EXTRAIT CHOISI:
Syndrome de sevrage :
L'arrêt brutal de l'agoniste a2-central clonidine ou d'un ß-bloqueur peut s'accompagner de complications sérieuses. L'augmentation de l'activité sympathique au cours du sevrage brutal traduit l'up-régulation des récepteurs adrénergiques. L'amplitude des manifestations cliniques dépend de la cinétique d'élimination du médicament et de la vitesse de down-régulation des récepteurs (demi-vie 24-36 h). Le syndrome de sevrage hyperadrénergique survient plus souvent avec un produit d'action courte (clonidine ou propranolol) puisque l'up-régulation persiste au-delà de la fin de l'effet anti-hypertenseur.
- l'arrêt brutal de la clonidine (Catapressan®) entraîne une HTA aiguë au-dessus des valeurs pré-traitement. Ce "rebond hypertensif" survient généralement après l'arrêt brutal de fortes doses de clonidine mais il a également été rapporté avec la clonidine transdermique.
- l'arrêt des ß-bloqueurs entraîne rarement une augmentation de la pression artérielle mais surtout un angor accéléré, une nécrose myocardique voire une mort subite. Ce risque est plus important chez le coronarien connu mais a été aussi rapporté chez des sujets sans antécédents coronariens.
Le contrôle tensionnel peut être obtenu dans ces 2 situations par la reprise du traitement antérieur, et si nécessaire par le nitroprussiate sodique, la phentolamine ou le labetalol. Pour prévenir le syndrome de sevrage, ces médicaments devraient être interrompus progressivement sur 1 à 2 semaines en baissant la dose de moitié tous les 3-4 jours. Même ainsi la protection n'est pas absolue avec la clonidine.

MATÉRIEL D'ÉTUDE:
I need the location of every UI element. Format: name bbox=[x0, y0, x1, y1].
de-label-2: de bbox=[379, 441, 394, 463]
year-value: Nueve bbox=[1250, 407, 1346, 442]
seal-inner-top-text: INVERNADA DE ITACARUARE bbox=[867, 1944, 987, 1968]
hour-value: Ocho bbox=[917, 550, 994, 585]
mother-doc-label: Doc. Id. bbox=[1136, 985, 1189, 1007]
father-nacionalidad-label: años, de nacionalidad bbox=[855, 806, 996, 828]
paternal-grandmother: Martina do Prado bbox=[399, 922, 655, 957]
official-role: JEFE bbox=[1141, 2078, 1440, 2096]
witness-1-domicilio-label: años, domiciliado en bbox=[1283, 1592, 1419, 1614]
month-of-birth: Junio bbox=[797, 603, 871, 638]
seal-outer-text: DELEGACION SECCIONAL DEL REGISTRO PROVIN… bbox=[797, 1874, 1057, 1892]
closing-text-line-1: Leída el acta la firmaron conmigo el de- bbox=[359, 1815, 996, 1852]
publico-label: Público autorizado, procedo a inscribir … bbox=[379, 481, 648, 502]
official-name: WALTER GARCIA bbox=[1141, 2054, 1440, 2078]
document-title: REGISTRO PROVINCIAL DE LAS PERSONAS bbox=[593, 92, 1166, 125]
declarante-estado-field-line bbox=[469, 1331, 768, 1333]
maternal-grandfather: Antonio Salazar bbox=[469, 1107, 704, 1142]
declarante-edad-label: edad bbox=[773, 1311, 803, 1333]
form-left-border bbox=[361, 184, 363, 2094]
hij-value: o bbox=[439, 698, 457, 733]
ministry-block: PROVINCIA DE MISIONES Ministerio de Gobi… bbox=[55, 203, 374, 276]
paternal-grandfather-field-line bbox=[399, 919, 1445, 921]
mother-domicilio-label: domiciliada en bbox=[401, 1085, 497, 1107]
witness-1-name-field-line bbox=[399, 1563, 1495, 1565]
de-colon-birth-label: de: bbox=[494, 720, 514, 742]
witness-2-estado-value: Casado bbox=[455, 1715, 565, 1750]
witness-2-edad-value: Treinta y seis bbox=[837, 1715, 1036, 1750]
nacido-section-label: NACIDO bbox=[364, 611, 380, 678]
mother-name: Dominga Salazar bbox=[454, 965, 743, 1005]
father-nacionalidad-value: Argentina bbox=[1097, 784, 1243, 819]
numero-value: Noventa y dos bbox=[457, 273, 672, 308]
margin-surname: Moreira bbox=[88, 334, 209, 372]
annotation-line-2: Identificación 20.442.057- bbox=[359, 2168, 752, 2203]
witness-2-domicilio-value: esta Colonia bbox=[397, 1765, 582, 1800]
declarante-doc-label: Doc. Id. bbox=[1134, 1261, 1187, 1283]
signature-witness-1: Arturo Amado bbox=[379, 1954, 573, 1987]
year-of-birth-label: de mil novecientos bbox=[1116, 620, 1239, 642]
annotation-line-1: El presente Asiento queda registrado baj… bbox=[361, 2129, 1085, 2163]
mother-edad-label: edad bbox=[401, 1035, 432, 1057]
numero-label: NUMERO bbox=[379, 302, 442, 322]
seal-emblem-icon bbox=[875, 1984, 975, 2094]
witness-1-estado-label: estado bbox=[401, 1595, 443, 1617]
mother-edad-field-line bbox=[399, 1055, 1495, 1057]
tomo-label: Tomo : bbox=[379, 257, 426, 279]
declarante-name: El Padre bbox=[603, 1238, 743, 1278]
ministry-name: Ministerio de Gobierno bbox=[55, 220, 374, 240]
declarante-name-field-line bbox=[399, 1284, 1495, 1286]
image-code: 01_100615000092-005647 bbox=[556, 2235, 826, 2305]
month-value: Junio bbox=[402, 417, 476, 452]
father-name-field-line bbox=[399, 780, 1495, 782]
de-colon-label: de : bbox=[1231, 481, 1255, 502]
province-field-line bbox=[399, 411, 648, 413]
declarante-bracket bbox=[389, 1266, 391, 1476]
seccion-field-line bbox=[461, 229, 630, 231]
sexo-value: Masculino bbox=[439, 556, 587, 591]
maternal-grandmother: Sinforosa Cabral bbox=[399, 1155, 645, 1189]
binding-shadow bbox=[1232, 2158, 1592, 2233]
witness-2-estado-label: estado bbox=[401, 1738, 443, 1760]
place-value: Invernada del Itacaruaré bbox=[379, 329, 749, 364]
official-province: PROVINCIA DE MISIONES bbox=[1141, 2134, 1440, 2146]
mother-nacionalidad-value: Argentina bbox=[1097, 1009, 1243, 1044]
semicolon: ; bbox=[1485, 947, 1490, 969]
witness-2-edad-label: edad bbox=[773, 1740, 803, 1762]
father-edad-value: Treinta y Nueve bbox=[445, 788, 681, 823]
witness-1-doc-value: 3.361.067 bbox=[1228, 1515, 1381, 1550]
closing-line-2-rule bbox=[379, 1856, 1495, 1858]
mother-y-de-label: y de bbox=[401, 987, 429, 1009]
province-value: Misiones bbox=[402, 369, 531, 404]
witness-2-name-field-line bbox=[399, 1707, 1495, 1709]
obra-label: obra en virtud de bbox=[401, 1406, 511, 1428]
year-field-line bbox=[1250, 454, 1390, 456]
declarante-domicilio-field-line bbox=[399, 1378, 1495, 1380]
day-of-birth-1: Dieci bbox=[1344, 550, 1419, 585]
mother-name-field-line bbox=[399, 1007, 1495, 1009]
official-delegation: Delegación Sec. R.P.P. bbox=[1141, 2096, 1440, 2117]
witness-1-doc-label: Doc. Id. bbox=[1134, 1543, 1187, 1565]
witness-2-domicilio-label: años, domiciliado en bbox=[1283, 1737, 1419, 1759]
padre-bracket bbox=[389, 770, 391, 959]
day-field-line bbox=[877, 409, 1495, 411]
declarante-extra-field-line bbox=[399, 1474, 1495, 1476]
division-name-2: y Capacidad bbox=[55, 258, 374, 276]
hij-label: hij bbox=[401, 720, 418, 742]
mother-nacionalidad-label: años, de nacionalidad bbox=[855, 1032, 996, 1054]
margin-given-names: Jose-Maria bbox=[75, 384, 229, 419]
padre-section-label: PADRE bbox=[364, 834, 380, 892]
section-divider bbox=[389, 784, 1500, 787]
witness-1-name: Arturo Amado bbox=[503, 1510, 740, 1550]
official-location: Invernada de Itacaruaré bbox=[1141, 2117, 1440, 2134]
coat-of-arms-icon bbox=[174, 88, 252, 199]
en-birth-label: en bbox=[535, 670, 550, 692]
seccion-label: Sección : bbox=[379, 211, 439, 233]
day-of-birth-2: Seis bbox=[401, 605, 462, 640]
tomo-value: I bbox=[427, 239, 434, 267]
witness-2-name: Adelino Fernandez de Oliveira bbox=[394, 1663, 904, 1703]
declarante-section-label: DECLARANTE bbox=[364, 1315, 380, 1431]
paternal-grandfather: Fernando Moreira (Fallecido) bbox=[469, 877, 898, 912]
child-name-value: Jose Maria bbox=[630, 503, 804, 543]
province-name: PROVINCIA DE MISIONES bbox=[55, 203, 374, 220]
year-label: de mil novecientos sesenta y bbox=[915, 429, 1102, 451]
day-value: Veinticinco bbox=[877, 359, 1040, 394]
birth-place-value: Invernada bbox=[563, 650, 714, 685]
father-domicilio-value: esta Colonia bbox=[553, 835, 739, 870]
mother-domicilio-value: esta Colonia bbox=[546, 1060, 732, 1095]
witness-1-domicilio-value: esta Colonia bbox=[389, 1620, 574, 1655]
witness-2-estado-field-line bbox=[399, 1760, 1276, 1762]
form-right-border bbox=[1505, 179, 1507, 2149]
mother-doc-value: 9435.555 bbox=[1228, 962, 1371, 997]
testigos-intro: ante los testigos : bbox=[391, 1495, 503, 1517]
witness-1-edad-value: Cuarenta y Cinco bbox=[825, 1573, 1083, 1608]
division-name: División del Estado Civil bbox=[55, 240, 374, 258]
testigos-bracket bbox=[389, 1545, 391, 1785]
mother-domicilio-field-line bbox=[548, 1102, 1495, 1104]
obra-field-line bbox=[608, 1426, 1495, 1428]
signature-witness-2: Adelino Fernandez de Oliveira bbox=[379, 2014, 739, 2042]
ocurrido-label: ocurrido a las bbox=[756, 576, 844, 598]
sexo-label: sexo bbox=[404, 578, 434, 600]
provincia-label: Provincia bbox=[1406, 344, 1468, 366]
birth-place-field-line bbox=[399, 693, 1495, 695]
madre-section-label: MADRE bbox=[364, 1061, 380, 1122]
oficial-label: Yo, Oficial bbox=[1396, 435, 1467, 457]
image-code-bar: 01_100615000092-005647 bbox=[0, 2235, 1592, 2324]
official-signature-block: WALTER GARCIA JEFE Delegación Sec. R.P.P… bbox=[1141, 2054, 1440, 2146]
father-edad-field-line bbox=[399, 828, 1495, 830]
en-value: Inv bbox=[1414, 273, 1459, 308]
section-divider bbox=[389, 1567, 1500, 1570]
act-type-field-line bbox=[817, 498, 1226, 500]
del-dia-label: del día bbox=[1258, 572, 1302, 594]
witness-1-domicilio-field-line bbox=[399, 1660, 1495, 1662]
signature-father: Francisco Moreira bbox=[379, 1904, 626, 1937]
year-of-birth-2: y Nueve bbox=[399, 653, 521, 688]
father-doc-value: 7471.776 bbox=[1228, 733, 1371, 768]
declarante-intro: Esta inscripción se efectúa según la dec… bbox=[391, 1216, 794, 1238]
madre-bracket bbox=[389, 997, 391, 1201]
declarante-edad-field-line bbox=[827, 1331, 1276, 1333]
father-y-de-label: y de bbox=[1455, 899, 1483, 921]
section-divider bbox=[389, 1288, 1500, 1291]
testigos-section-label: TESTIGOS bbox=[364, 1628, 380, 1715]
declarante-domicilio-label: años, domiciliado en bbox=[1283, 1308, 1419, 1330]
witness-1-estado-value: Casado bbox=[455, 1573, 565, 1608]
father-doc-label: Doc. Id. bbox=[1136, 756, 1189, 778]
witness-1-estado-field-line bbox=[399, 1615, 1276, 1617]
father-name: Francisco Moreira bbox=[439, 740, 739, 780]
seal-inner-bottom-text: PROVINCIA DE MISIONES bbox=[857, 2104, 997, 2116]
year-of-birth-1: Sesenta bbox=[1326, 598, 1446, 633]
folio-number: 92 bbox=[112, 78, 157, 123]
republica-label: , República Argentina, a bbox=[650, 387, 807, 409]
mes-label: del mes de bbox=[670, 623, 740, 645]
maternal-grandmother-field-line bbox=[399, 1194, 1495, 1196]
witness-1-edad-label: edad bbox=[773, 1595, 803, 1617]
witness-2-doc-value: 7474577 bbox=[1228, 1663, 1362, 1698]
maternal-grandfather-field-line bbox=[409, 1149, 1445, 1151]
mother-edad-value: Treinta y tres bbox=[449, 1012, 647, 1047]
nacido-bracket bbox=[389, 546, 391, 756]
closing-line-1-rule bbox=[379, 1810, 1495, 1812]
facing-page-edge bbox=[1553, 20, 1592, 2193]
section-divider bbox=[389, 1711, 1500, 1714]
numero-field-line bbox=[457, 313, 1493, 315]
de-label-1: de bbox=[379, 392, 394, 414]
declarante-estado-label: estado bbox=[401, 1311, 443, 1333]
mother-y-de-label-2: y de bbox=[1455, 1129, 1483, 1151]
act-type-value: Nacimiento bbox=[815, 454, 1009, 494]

À VOUS: Dans l'extrait sur le syndrome de sevrage, reprenez tout le passage qui va de "- l'arrêt des" jusqu'à "sans antécédents coronariens." en substituant "patients" à "sujets".

EXERCICE CORRIGÉ:
- l'arrêt des ß-bloqueurs entraîne rarement une augmentation de la pression artérielle mais surtout un angor accéléré, une nécrose myocardique voire une mort subite. Ce risque est plus important chez le coronarien connu mais a été aussi rapporté chez des patients sans antécédents coronariens.